= What the task asks =
Make an exact copy of all the entries, with the pictures left out.
>> Start Data provided
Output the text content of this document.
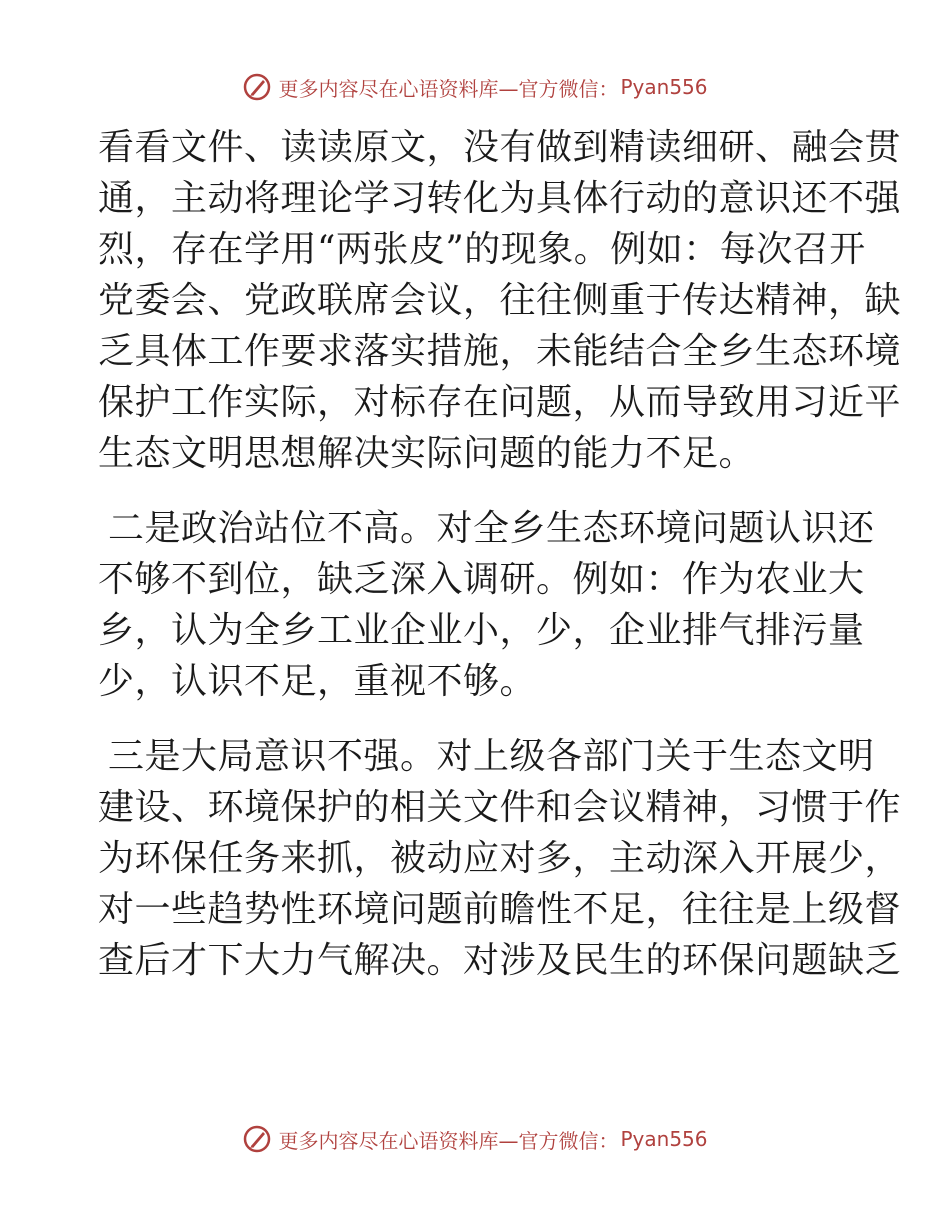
更多内容尽在心语资料库—官方微信： Pyan556
看看文件、读读原文，没有做到精读细研、融会贯
通，主动将理论学习转化为具体行动的意识还不强
烈，存在学用“两张皮”的现象。例如：每次召开
党委会、党政联席会议，往往侧重于传达精神，缺
乏具体工作要求落实措施，未能结合全乡生态环境
保护工作实际，对标存在问题，从而导致用习近平
生态文明思想解决实际问题的能力不足。
二是政治站位不高。对全乡生态环境问题认识还
不够不到位，缺乏深入调研。例如：作为农业大
乡，认为全乡工业企业小，少，企业排气排污量
少，认识不足，重视不够。
三是大局意识不强。对上级各部门关于生态文明
建设、环境保护的相关文件和会议精神，习惯于作
为环保任务来抓，被动应对多，主动深入开展少，
对一些趋势性环境问题前瞻性不足，往往是上级督
查后才下大力气解决。对涉及民生的环保问题缺乏
更多内容尽在心语资料库—官方微信： Pyan556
>> End Data provided
= The completed task =
Output the text content of this document.
更多内容尽在心语资料库—官方微信： Pyan556
看看文件、读读原文，没有做到精读细研、融会贯
通，主动将理论学习转化为具体行动的意识还不强
烈，存在学用“两张皮”的现象。例如：每次召开
党委会、党政联席会议，往往侧重于传达精神，缺
乏具体工作要求落实措施，未能结合全乡生态环境
保护工作实际，对标存在问题，从而导致用习近平
生态文明思想解决实际问题的能力不足。
二是政治站位不高。对全乡生态环境问题认识还
不够不到位，缺乏深入调研。例如：作为农业大
乡，认为全乡工业企业小，少，企业排气排污量
少，认识不足，重视不够。
三是大局意识不强。对上级各部门关于生态文明
建设、环境保护的相关文件和会议精神，习惯于作
为环保任务来抓，被动应对多，主动深入开展少，
对一些趋势性环境问题前瞻性不足，往往是上级督
查后才下大力气解决。对涉及民生的环保问题缺乏
更多内容尽在心语资料库—官方微信： Pyan556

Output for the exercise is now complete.